## PROBLEM
Take the records underneath and set them down exactly.
************
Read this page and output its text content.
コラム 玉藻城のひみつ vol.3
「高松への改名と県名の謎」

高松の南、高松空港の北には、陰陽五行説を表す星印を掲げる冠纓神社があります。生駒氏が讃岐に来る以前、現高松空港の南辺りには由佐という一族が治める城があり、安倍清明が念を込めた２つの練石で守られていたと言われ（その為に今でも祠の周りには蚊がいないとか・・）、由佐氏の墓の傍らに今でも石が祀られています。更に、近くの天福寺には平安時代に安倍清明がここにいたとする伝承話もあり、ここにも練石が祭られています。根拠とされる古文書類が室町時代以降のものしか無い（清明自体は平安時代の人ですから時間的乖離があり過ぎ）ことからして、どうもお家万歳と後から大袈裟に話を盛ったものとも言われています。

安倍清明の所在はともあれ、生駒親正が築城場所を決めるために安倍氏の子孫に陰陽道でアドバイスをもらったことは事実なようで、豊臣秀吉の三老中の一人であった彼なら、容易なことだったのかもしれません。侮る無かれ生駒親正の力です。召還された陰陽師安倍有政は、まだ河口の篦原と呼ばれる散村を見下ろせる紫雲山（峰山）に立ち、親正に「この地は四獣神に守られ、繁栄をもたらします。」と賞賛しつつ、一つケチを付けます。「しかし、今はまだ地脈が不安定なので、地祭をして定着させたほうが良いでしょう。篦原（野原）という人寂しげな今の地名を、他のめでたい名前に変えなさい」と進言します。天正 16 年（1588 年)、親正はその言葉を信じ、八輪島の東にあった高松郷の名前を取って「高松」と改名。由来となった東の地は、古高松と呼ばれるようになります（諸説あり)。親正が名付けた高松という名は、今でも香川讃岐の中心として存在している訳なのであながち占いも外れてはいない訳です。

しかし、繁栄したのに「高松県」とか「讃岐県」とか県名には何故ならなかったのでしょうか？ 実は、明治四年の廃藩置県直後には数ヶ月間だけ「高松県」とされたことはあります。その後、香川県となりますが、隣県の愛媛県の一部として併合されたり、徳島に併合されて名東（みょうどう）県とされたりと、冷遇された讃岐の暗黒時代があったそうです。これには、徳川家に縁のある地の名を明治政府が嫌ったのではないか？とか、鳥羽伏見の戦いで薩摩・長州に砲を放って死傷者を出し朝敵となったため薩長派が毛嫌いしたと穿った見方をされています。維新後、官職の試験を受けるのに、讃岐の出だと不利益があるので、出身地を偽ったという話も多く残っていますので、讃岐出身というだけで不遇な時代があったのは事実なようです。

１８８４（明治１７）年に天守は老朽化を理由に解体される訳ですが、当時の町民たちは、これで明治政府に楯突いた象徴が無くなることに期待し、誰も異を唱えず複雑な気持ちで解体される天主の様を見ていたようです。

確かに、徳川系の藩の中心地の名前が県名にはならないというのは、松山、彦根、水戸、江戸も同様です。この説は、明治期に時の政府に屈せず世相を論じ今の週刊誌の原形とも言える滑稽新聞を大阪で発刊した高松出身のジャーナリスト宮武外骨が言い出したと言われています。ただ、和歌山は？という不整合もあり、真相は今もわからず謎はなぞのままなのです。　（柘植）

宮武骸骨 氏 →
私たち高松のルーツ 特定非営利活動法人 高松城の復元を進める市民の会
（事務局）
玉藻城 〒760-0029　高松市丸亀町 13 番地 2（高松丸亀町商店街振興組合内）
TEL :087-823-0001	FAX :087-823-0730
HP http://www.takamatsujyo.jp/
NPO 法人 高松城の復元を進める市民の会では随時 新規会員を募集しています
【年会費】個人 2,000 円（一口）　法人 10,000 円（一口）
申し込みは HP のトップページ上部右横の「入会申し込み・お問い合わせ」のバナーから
************
## RESULT
Read this page and output its text content.
コラム 玉藻城のひみつ vol.3
「高松への改名と県名の謎」

高松の南、高松空港の北には、陰陽五行説を表す星印を掲げる冠纓神社があります。生駒氏が讃岐に来る以前、現高松空港の南辺りには由佐という一族が治める城があり、安倍清明が念を込めた２つの練石で守られていたと言われ（その為に今でも祠の周りには蚊がいないとか・・）、由佐氏の墓の傍らに今でも石が祀られています。更に、近くの天福寺には平安時代に安倍清明がここにいたとする伝承話もあり、ここにも練石が祭られています。根拠とされる古文書類が室町時代以降のものしか無い（清明自体は平安時代の人ですから時間的乖離があり過ぎ）ことからして、どうもお家万歳と後から大袈裟に話を盛ったものとも言われています。

安倍清明の所在はともあれ、生駒親正が築城場所を決めるために安倍氏の子孫に陰陽道でアドバイスをもらったことは事実なようで、豊臣秀吉の三老中の一人であった彼なら、容易なことだったのかもしれません。侮る無かれ生駒親正の力です。召還された陰陽師安倍有政は、まだ河口の篦原と呼ばれる散村を見下ろせる紫雲山（峰山）に立ち、親正に「この地は四獣神に守られ、繁栄をもたらします。」と賞賛しつつ、一つケチを付けます。「しかし、今はまだ地脈が不安定なので、地祭をして定着させたほうが良いでしょう。篦原（野原）という人寂しげな今の地名を、他のめでたい名前に変えなさい」と進言します。天正 16 年（1588 年)、親正はその言葉を信じ、八輪島の東にあった高松郷の名前を取って「高松」と改名。由来となった東の地は、古高松と呼ばれるようになります（諸説あり)。親正が名付けた高松という名は、今でも香川讃岐の中心として存在している訳なのであながち占いも外れてはいない訳です。

しかし、繁栄したのに「高松県」とか「讃岐県」とか県名には何故ならなかったのでしょうか？ 実は、明治四年の廃藩置県直後には数ヶ月間だけ「高松県」とされたことはあります。その後、香川県となりますが、隣県の愛媛県の一部として併合されたり、徳島に併合されて名東（みょうどう）県とされたりと、冷遇された讃岐の暗黒時代があったそうです。これには、徳川家に縁のある地の名を明治政府が嫌ったのではないか？とか、鳥羽伏見の戦いで薩摩・長州に砲を放って死傷者を出し朝敵となったため薩長派が毛嫌いしたと穿った見方をされています。維新後、官職の試験を受けるのに、讃岐の出だと不利益があるので、出身地を偽ったという話も多く残っていますので、讃岐出身というだけで不遇な時代があったのは事実なようです。

１８８４（明治１７）年に天守は老朽化を理由に解体される訳ですが、当時の町民たちは、これで明治政府に楯突いた象徴が無くなることに期待し、誰も異を唱えず複雑な気持ちで解体される天主の様を見ていたようです。

確かに、徳川系の藩の中心地の名前が県名にはならないというのは、松山、彦根、水戸、江戸も同様です。この説は、明治期に時の政府に屈せず世相を論じ今の週刊誌の原形とも言える滑稽新聞を大阪で発刊した高松出身のジャーナリスト宮武外骨が言い出したと言われています。ただ、和歌山は？という不整合もあり、真相は今もわからず謎はなぞのままなのです。　（柘植）

宮武骸骨 氏 →
私たち高松のルーツ 特定非営利活動法人 高松城の復元を進める市民の会
（事務局）
玉藻城 〒760-0029　高松市丸亀町 13 番地 2（高松丸亀町商店街振興組合内）
TEL :087-823-0001	FAX :087-823-0730
HP http://www.takamatsujyo.jp/
NPO 法人 高松城の復元を進める市民の会では随時 新規会員を募集しています
【年会費】個人 2,000 円（一口）　法人 10,000 円（一口）
申し込みは HP のトップページ上部右横の「入会申し込み・お問い合わせ」のバナーから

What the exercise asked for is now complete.